▶ **Task**: Extract all of the entries and give them again, word for word.

---------- Raw records

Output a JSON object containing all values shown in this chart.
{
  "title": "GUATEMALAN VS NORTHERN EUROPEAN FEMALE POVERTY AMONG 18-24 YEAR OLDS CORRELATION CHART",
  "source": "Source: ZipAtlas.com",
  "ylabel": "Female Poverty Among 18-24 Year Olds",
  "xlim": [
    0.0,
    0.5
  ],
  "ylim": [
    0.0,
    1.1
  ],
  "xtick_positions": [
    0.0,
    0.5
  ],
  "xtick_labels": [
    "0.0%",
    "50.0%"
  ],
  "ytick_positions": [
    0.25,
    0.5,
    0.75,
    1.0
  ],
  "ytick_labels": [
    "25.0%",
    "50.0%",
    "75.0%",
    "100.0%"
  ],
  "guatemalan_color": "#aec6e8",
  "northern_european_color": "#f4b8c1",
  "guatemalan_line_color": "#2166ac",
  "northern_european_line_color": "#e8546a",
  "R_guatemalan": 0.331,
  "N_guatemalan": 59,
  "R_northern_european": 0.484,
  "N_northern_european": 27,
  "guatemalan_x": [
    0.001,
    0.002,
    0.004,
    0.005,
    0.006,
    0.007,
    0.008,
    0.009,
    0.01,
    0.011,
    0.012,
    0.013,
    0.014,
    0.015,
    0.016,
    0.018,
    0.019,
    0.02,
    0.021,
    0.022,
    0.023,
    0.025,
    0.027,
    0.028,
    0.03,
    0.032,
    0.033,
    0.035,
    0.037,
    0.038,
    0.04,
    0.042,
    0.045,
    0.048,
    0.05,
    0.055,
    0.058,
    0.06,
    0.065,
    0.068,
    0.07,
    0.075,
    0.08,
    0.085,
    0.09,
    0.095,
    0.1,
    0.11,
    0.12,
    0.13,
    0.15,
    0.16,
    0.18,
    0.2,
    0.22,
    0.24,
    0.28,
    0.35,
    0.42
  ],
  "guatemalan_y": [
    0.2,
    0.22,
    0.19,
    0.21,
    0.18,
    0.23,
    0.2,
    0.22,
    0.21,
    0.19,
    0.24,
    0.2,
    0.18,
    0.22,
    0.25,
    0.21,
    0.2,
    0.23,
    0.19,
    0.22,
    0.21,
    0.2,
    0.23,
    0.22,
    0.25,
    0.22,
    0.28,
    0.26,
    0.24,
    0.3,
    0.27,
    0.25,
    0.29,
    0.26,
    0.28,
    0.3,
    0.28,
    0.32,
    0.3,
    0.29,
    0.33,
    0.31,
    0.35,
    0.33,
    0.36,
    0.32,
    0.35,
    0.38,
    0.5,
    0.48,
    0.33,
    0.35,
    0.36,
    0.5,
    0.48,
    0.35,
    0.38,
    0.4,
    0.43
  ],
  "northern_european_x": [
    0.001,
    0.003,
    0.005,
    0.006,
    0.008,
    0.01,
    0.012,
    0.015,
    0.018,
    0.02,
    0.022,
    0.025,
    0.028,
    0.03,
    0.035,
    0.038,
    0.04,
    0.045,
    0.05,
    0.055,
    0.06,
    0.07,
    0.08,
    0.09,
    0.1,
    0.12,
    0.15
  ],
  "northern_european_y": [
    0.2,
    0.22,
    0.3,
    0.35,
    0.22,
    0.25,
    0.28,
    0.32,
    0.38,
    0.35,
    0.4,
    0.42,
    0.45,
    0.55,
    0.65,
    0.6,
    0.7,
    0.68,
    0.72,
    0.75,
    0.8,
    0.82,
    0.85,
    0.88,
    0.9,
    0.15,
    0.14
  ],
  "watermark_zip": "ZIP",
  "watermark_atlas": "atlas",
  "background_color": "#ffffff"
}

--------------------

▶ **Result of this exercise**:
Output a JSON object containing all values shown in this chart.
{
  "title": "GUATEMALAN VS NORTHERN EUROPEAN FEMALE POVERTY AMONG 18-24 YEAR OLDS CORRELATION CHART",
  "source": "Source: ZipAtlas.com",
  "ylabel": "Female Poverty Among 18-24 Year Olds",
  "xlim": [
    0.0,
    0.5
  ],
  "ylim": [
    0.0,
    1.1
  ],
  "xtick_positions": [
    0.0,
    0.5
  ],
  "xtick_labels": [
    "0.0%",
    "50.0%"
  ],
  "ytick_positions": [
    0.25,
    0.5,
    0.75,
    1.0
  ],
  "ytick_labels": [
    "25.0%",
    "50.0%",
    "75.0%",
    "100.0%"
  ],
  "guatemalan_color": "#aec6e8",
  "northern_european_color": "#f4b8c1",
  "guatemalan_line_color": "#2166ac",
  "northern_european_line_color": "#e8546a",
  "R_guatemalan": 0.331,
  "N_guatemalan": 59,
  "R_northern_european": 0.484,
  "N_northern_european": 27,
  "guatemalan_x": [
    0.001,
    0.002,
    0.004,
    0.005,
    0.006,
    0.007,
    0.008,
    0.009,
    0.01,
    0.011,
    0.012,
    0.013,
    0.014,
    0.015,
    0.016,
    0.018,
    0.019,
    0.02,
    0.021,
    0.022,
    0.023,
    0.025,
    0.027,
    0.028,
    0.03,
    0.032,
    0.033,
    0.035,
    0.037,
    0.038,
    0.04,
    0.042,
    0.045,
    0.048,
    0.05,
    0.055,
    0.058,
    0.06,
    0.065,
    0.068,
    0.07,
    0.075,
    0.08,
    0.085,
    0.09,
    0.095,
    0.1,
    0.11,
    0.12,
    0.13,
    0.15,
    0.16,
    0.18,
    0.2,
    0.22,
    0.24,
    0.28,
    0.35,
    0.42
  ],
  "guatemalan_y": [
    0.2,
    0.22,
    0.19,
    0.21,
    0.18,
    0.23,
    0.2,
    0.22,
    0.21,
    0.19,
    0.24,
    0.2,
    0.18,
    0.22,
    0.25,
    0.21,
    0.2,
    0.23,
    0.19,
    0.22,
    0.21,
    0.2,
    0.23,
    0.22,
    0.25,
    0.22,
    0.28,
    0.26,
    0.24,
    0.3,
    0.27,
    0.25,
    0.29,
    0.26,
    0.28,
    0.3,
    0.28,
    0.32,
    0.3,
    0.29,
    0.33,
    0.31,
    0.35,
    0.33,
    0.36,
    0.32,
    0.35,
    0.38,
    0.5,
    0.48,
    0.33,
    0.35,
    0.36,
    0.5,
    0.48,
    0.35,
    0.38,
    0.4,
    0.43
  ],
  "northern_european_x": [
    0.001,
    0.003,
    0.005,
    0.006,
    0.008,
    0.01,
    0.012,
    0.015,
    0.018,
    0.02,
    0.022,
    0.025,
    0.028,
    0.03,
    0.035,
    0.038,
    0.04,
    0.045,
    0.05,
    0.055,
    0.06,
    0.07,
    0.08,
    0.09,
    0.1,
    0.12,
    0.15
  ],
  "northern_european_y": [
    0.2,
    0.22,
    0.3,
    0.35,
    0.22,
    0.25,
    0.28,
    0.32,
    0.38,
    0.35,
    0.4,
    0.42,
    0.45,
    0.55,
    0.65,
    0.6,
    0.7,
    0.68,
    0.72,
    0.75,
    0.8,
    0.82,
    0.85,
    0.88,
    0.9,
    0.15,
    0.14
  ],
  "watermark_zip": "ZIP",
  "watermark_atlas": "atlas",
  "background_color": "#ffffff"
}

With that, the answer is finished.